Data items:
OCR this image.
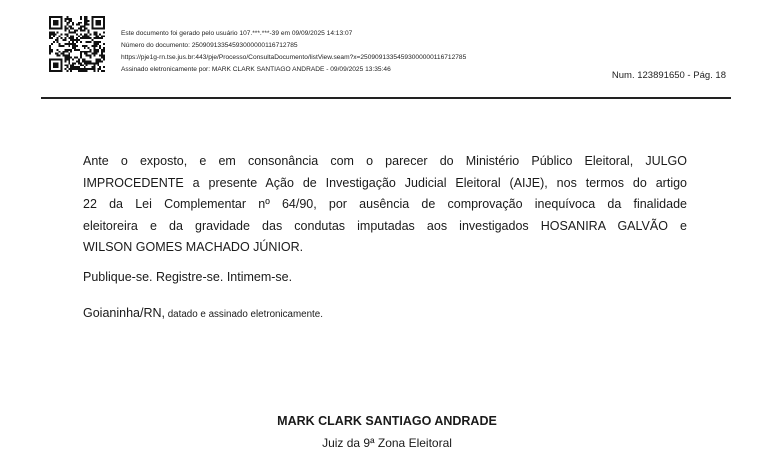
Este documento foi gerado pelo usuário 107.***.***-39 em 09/09/2025 14:13:07
Número do documento: 25090913354593000000116712785
https://pje1g-rn.tse.jus.br:443/pje/Processo/ConsultaDocumento/listView.seam?x=25090913354593000000116712785
Assinado eletronicamente por: MARK CLARK SANTIAGO ANDRADE - 09/09/2025 13:35:46
Num. 123891650 - Pág. 18
Ante o exposto, e em consonância com o parecer do Ministério Público Eleitoral, JULGO
IMPROCEDENTE a presente Ação de Investigação Judicial Eleitoral (AIJE), nos termos do artigo
22 da Lei Complementar nº 64/90, por ausência de comprovação inequívoca da finalidade
eleitoreira e da gravidade das condutas imputadas aos investigados HOSANIRA GALVÃO e
WILSON GOMES MACHADO JÚNIOR.
Publique-se. Registre-se. Intimem-se.
Goianinha/RN, datado e assinado eletronicamente.
MARK CLARK SANTIAGO ANDRADE
Juiz da 9ª Zona Eleitoral
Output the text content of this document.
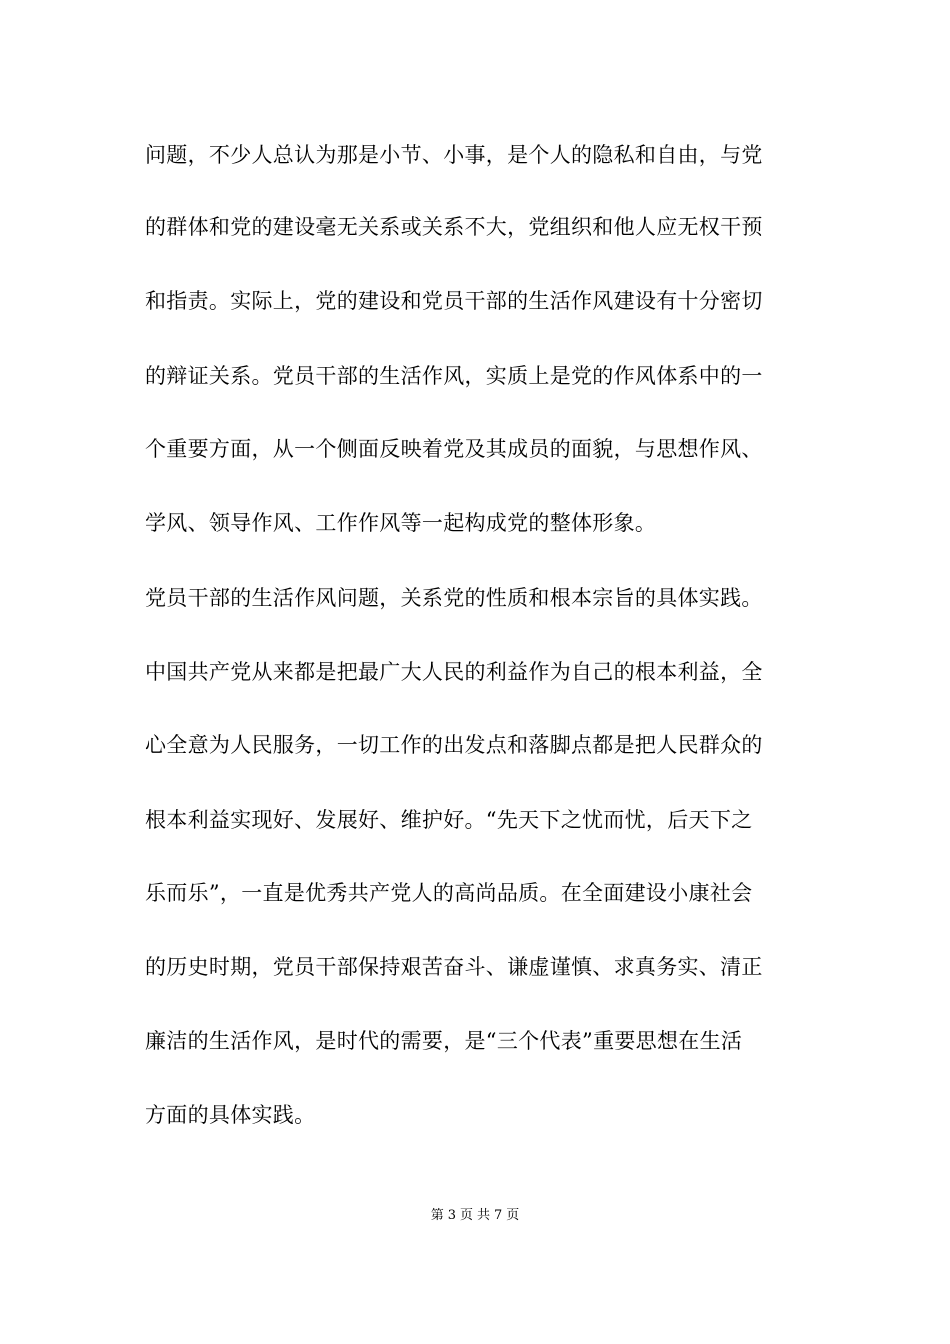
问题，不少人总认为那是小节、小事，是个人的隐私和自由，与党
的群体和党的建设毫无关系或关系不大，党组织和他人应无权干预
和指责。实际上，党的建设和党员干部的生活作风建设有十分密切
的辩证关系。党员干部的生活作风，实质上是党的作风体系中的一
个重要方面，从一个侧面反映着党及其成员的面貌，与思想作风、
学风、领导作风、工作作风等一起构成党的整体形象。
党员干部的生活作风问题，关系党的性质和根本宗旨的具体实践。
中国共产党从来都是把最广大人民的利益作为自己的根本利益，全
心全意为人民服务，一切工作的出发点和落脚点都是把人民群众的
根本利益实现好、发展好、维护好。“先天下之忧而忧，后天下之
乐而乐”，一直是优秀共产党人的高尚品质。在全面建设小康社会
的历史时期，党员干部保持艰苦奋斗、谦虚谨慎、求真务实、清正
廉洁的生活作风，是时代的需要，是“三个代表”重要思想在生活
方面的具体实践。
第 3 页 共 7 页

Short problem: Reproduce the full listing above verbatim, with no pictures included.

Exercise result:
OCR this image.
Este documento foi gerado pelo usuário 107.***.***-39 em 09/09/2025 14:13:07
Número do documento: 25090913354593000000116712785
https://pje1g-rn.tse.jus.br:443/pje/Processo/ConsultaDocumento/listView.seam?x=25090913354593000000116712785
Assinado eletronicamente por: MARK CLARK SANTIAGO ANDRADE - 09/09/2025 13:35:46
Num. 123891650 - Pág. 18
Ante o exposto, e em consonância com o parecer do Ministério Público Eleitoral, JULGO
IMPROCEDENTE a presente Ação de Investigação Judicial Eleitoral (AIJE), nos termos do artigo
22 da Lei Complementar nº 64/90, por ausência de comprovação inequívoca da finalidade
eleitoreira e da gravidade das condutas imputadas aos investigados HOSANIRA GALVÃO e
WILSON GOMES MACHADO JÚNIOR.
Publique-se. Registre-se. Intimem-se.
Goianinha/RN, datado e assinado eletronicamente.
MARK CLARK SANTIAGO ANDRADE
Juiz da 9ª Zona Eleitoral
Output the text content of this document.
问题，不少人总认为那是小节、小事，是个人的隐私和自由，与党
的群体和党的建设毫无关系或关系不大，党组织和他人应无权干预
和指责。实际上，党的建设和党员干部的生活作风建设有十分密切
的辩证关系。党员干部的生活作风，实质上是党的作风体系中的一
个重要方面，从一个侧面反映着党及其成员的面貌，与思想作风、
学风、领导作风、工作作风等一起构成党的整体形象。
党员干部的生活作风问题，关系党的性质和根本宗旨的具体实践。
中国共产党从来都是把最广大人民的利益作为自己的根本利益，全
心全意为人民服务，一切工作的出发点和落脚点都是把人民群众的
根本利益实现好、发展好、维护好。“先天下之忧而忧，后天下之
乐而乐”，一直是优秀共产党人的高尚品质。在全面建设小康社会
的历史时期，党员干部保持艰苦奋斗、谦虚谨慎、求真务实、清正
廉洁的生活作风，是时代的需要，是“三个代表”重要思想在生活
方面的具体实践。
第 3 页 共 7 页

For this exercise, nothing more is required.